GIVEN TASK
Identify every line in the records below that contains the word "title", and copy each of those lines.

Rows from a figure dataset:
** start **
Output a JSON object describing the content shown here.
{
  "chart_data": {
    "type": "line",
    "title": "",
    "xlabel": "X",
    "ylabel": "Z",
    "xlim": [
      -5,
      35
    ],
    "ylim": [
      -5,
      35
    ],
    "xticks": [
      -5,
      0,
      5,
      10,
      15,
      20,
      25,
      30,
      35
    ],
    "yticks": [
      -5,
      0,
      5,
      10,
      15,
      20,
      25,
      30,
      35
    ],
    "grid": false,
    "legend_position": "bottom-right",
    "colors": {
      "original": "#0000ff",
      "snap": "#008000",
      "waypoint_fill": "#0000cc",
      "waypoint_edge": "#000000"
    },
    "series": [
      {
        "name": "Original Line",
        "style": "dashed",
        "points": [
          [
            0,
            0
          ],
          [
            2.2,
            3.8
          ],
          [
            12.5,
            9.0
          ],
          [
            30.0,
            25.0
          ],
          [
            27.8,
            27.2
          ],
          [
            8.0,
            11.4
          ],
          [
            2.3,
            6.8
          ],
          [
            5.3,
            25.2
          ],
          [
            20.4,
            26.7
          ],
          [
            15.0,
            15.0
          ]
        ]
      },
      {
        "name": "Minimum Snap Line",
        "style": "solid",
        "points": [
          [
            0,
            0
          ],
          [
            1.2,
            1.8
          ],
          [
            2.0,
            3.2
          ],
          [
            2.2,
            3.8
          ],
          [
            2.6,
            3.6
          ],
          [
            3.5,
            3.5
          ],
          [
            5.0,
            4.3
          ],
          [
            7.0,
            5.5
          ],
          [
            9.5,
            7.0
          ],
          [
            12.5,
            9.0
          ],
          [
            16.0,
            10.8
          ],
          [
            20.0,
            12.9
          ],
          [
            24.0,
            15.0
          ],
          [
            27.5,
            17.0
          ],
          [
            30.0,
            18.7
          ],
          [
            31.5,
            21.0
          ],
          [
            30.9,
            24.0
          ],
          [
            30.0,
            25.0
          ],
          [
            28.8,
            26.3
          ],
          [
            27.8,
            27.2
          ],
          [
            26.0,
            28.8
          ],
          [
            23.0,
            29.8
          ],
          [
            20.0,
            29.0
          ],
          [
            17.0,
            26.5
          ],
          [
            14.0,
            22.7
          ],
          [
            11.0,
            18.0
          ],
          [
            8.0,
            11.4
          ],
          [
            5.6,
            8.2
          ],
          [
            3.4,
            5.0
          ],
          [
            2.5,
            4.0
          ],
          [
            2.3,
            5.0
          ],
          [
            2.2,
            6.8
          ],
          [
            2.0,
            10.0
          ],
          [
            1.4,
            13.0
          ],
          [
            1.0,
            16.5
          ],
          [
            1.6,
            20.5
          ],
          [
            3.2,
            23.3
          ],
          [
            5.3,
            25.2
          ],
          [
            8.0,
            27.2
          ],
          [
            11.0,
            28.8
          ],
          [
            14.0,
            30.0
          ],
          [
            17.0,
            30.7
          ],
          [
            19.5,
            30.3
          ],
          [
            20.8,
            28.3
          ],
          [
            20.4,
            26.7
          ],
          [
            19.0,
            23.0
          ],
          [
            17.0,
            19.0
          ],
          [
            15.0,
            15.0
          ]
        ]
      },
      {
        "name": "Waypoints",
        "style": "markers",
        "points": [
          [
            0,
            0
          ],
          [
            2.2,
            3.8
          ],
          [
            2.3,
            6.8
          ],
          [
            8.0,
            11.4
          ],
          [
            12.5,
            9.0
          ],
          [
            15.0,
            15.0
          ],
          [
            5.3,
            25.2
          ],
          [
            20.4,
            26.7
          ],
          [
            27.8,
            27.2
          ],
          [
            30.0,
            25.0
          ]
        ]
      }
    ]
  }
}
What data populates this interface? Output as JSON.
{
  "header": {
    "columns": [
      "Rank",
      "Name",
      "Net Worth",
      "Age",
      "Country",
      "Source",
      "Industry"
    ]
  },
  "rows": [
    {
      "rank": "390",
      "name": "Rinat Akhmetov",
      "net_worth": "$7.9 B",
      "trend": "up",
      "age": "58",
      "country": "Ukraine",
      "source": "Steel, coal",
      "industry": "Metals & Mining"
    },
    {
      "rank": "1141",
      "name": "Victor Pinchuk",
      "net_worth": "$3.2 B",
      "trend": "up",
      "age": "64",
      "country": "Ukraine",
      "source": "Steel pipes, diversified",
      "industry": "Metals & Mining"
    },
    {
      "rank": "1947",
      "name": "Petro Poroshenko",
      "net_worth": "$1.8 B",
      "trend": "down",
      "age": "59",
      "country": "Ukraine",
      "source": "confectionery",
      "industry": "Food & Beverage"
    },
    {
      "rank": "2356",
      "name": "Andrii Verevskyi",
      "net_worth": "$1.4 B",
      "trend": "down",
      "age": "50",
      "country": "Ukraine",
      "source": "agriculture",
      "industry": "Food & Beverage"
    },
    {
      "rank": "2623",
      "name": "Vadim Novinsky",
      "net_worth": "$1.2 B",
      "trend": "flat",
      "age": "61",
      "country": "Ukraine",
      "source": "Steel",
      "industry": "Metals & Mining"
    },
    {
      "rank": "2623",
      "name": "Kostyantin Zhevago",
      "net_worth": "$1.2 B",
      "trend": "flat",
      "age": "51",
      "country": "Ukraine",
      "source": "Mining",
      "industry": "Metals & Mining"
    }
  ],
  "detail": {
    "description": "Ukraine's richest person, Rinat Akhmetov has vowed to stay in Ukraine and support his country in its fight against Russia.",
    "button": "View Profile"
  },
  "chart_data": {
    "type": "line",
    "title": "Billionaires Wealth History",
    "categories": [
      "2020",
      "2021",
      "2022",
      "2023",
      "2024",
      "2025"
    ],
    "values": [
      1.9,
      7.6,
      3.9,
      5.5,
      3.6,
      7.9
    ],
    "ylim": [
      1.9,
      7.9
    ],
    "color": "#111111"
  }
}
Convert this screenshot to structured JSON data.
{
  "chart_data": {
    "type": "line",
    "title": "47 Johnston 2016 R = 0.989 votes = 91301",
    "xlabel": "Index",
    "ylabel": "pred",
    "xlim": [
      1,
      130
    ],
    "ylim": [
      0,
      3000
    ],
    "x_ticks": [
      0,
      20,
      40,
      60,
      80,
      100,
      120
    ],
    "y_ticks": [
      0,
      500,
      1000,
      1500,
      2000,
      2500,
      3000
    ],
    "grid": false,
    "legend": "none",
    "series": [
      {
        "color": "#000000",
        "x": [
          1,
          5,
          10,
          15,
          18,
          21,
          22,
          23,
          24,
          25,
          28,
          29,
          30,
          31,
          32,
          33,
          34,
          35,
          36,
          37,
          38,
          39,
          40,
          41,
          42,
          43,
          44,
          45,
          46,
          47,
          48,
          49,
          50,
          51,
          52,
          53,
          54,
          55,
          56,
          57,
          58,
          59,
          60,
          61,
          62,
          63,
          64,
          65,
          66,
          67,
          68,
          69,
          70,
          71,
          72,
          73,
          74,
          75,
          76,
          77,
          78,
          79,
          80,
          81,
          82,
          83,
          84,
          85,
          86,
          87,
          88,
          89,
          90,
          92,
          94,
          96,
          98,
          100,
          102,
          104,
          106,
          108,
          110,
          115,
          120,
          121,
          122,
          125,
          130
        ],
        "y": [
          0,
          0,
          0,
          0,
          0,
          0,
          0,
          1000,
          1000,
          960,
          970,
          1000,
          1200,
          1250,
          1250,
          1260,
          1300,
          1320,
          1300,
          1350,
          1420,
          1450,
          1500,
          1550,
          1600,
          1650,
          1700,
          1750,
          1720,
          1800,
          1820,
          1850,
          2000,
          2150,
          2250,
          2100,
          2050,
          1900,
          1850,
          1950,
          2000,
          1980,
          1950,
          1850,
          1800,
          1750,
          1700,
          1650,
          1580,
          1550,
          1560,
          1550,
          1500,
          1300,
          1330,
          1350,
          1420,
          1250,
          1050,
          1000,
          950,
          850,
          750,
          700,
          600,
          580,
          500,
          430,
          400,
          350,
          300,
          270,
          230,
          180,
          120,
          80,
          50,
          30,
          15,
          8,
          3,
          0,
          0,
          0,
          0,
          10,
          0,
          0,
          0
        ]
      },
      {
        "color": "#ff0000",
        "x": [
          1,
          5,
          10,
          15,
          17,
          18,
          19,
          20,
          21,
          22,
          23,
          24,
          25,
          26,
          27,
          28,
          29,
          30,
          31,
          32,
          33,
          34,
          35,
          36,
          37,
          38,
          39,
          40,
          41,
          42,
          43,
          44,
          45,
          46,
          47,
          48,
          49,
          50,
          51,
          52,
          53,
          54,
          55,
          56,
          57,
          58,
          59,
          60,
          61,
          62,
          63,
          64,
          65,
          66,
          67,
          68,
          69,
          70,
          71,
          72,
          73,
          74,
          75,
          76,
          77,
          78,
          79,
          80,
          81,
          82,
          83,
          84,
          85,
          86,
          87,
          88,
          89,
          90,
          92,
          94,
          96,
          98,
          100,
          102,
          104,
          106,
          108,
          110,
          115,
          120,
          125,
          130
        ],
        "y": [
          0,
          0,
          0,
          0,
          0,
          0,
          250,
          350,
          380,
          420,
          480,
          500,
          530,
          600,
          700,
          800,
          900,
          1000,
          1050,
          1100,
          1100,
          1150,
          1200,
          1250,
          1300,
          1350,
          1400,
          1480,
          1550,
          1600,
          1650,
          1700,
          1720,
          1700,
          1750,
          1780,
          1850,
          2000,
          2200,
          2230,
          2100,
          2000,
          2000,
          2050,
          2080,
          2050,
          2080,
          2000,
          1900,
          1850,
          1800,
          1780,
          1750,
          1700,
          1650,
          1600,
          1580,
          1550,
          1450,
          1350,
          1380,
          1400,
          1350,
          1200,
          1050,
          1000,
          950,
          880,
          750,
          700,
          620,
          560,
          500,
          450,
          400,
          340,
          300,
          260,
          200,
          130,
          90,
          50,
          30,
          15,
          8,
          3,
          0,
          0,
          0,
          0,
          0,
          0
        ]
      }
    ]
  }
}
** end **
WRITTEN RESPONSE
    "title": "",
    "title": "Billionaires Wealth History",
    "title": "47 Johnston 2016 R = 0.989 votes = 91301",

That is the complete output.